═══ EXTRACTED MATERIAL

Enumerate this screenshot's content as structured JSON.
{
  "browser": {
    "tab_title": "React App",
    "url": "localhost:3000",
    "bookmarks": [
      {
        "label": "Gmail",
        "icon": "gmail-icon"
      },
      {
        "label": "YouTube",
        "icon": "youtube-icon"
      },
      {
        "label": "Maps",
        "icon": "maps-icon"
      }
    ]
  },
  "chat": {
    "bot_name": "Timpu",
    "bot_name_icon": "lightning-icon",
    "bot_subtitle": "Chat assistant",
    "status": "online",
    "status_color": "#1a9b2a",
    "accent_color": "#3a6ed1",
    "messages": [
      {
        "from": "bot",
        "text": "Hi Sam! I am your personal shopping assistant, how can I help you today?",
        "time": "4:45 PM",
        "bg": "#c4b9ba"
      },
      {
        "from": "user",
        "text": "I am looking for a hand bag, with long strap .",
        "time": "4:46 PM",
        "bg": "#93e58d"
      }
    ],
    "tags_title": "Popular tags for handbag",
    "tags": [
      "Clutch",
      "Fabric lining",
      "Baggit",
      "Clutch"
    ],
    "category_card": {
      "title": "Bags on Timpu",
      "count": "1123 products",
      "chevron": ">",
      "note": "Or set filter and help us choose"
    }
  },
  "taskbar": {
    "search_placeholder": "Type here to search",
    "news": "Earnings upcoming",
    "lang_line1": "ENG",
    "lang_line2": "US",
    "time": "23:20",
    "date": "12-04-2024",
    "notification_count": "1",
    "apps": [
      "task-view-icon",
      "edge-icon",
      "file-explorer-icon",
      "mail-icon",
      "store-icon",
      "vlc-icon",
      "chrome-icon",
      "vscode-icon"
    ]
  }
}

══════

§ **PROBLEM DETAILS**
Provide an exact reproduction of all the entries shown above.

§ **OUTPUT FOR THIS TASK**
Enumerate this screenshot's content as structured JSON.
{
  "browser": {
    "tab_title": "React App",
    "url": "localhost:3000",
    "bookmarks": [
      {
        "label": "Gmail",
        "icon": "gmail-icon"
      },
      {
        "label": "YouTube",
        "icon": "youtube-icon"
      },
      {
        "label": "Maps",
        "icon": "maps-icon"
      }
    ]
  },
  "chat": {
    "bot_name": "Timpu",
    "bot_name_icon": "lightning-icon",
    "bot_subtitle": "Chat assistant",
    "status": "online",
    "status_color": "#1a9b2a",
    "accent_color": "#3a6ed1",
    "messages": [
      {
        "from": "bot",
        "text": "Hi Sam! I am your personal shopping assistant, how can I help you today?",
        "time": "4:45 PM",
        "bg": "#c4b9ba"
      },
      {
        "from": "user",
        "text": "I am looking for a hand bag, with long strap .",
        "time": "4:46 PM",
        "bg": "#93e58d"
      }
    ],
    "tags_title": "Popular tags for handbag",
    "tags": [
      "Clutch",
      "Fabric lining",
      "Baggit",
      "Clutch"
    ],
    "category_card": {
      "title": "Bags on Timpu",
      "count": "1123 products",
      "chevron": ">",
      "note": "Or set filter and help us choose"
    }
  },
  "taskbar": {
    "search_placeholder": "Type here to search",
    "news": "Earnings upcoming",
    "lang_line1": "ENG",
    "lang_line2": "US",
    "time": "23:20",
    "date": "12-04-2024",
    "notification_count": "1",
    "apps": [
      "task-view-icon",
      "edge-icon",
      "file-explorer-icon",
      "mail-icon",
      "store-icon",
      "vlc-icon",
      "chrome-icon",
      "vscode-icon"
    ]
  }
}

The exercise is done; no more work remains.